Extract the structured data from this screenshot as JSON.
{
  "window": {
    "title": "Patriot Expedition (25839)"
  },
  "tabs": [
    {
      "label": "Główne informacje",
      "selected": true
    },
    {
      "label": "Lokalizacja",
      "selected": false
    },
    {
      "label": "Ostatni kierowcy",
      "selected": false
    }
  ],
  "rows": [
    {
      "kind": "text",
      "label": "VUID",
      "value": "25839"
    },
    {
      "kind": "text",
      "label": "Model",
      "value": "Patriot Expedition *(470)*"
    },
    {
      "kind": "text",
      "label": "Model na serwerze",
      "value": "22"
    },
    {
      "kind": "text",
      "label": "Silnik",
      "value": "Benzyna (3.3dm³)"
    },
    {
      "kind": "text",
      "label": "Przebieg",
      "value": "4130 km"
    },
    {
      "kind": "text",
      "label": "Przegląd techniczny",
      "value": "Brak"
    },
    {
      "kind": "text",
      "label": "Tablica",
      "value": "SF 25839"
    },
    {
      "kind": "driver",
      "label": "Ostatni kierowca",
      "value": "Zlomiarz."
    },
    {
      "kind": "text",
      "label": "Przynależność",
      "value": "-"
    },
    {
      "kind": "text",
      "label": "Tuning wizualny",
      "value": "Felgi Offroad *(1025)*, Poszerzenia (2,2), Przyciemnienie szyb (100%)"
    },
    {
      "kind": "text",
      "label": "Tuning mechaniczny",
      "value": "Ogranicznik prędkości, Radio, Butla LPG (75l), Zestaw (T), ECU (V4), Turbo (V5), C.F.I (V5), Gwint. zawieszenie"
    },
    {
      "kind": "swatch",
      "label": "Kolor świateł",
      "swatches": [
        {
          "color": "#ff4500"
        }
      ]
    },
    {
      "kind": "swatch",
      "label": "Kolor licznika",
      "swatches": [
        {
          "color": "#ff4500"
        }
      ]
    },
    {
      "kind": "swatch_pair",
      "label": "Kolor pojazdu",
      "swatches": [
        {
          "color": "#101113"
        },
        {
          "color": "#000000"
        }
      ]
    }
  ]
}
════
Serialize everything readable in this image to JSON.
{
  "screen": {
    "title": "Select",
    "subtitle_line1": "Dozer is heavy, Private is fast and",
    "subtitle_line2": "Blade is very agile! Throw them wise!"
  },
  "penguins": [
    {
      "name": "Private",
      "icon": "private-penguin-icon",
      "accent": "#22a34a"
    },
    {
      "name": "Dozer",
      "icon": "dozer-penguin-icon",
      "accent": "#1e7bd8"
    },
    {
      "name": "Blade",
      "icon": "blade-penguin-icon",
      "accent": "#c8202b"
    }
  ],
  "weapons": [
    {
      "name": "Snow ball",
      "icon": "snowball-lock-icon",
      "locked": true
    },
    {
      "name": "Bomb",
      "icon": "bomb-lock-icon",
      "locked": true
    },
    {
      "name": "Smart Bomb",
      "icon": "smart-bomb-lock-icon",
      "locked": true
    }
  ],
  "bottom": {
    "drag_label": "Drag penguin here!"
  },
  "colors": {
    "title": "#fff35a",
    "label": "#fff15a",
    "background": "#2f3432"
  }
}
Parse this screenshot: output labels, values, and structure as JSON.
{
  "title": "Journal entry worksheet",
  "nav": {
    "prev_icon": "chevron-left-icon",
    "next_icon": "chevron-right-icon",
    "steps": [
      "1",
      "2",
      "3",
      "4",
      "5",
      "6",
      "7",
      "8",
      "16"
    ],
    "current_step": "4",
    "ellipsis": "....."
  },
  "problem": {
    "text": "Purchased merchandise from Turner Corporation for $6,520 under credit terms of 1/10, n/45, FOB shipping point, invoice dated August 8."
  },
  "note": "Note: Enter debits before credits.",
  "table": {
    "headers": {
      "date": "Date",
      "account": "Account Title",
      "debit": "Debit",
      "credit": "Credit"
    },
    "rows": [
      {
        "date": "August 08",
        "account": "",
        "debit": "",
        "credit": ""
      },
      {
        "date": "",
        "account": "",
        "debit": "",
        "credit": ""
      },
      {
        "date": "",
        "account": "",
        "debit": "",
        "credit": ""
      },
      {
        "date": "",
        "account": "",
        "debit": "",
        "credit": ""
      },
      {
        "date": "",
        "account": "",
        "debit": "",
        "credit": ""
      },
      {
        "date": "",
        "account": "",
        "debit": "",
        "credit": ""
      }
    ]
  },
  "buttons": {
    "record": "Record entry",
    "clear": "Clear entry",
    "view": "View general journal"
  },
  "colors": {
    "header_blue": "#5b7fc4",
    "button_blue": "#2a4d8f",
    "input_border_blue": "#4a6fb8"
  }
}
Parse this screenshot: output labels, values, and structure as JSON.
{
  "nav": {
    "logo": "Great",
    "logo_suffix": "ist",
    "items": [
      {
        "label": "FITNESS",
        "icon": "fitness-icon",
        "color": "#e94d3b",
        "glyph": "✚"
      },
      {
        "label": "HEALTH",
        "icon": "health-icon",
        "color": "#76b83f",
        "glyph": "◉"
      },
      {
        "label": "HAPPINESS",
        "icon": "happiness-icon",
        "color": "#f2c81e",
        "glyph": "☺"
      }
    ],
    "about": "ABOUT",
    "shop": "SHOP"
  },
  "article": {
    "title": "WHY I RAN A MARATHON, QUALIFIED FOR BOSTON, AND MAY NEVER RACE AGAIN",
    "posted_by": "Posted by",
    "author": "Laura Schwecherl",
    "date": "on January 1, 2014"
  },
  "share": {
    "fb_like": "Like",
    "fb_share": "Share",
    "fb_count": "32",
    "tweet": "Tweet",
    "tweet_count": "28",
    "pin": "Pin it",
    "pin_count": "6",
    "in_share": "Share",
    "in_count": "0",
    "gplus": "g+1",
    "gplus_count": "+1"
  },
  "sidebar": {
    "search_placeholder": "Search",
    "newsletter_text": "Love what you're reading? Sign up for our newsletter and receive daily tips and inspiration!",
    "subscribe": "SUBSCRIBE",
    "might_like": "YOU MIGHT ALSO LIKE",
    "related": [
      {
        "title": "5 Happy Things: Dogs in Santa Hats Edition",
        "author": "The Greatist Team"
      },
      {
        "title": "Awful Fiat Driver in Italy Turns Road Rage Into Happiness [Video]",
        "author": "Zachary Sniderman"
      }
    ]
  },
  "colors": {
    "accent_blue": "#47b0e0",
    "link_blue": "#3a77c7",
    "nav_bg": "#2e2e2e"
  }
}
════
Stated task: Give the number of lines in the material above that have the word "author" in them, and nothing more.

Response to the exercise: 3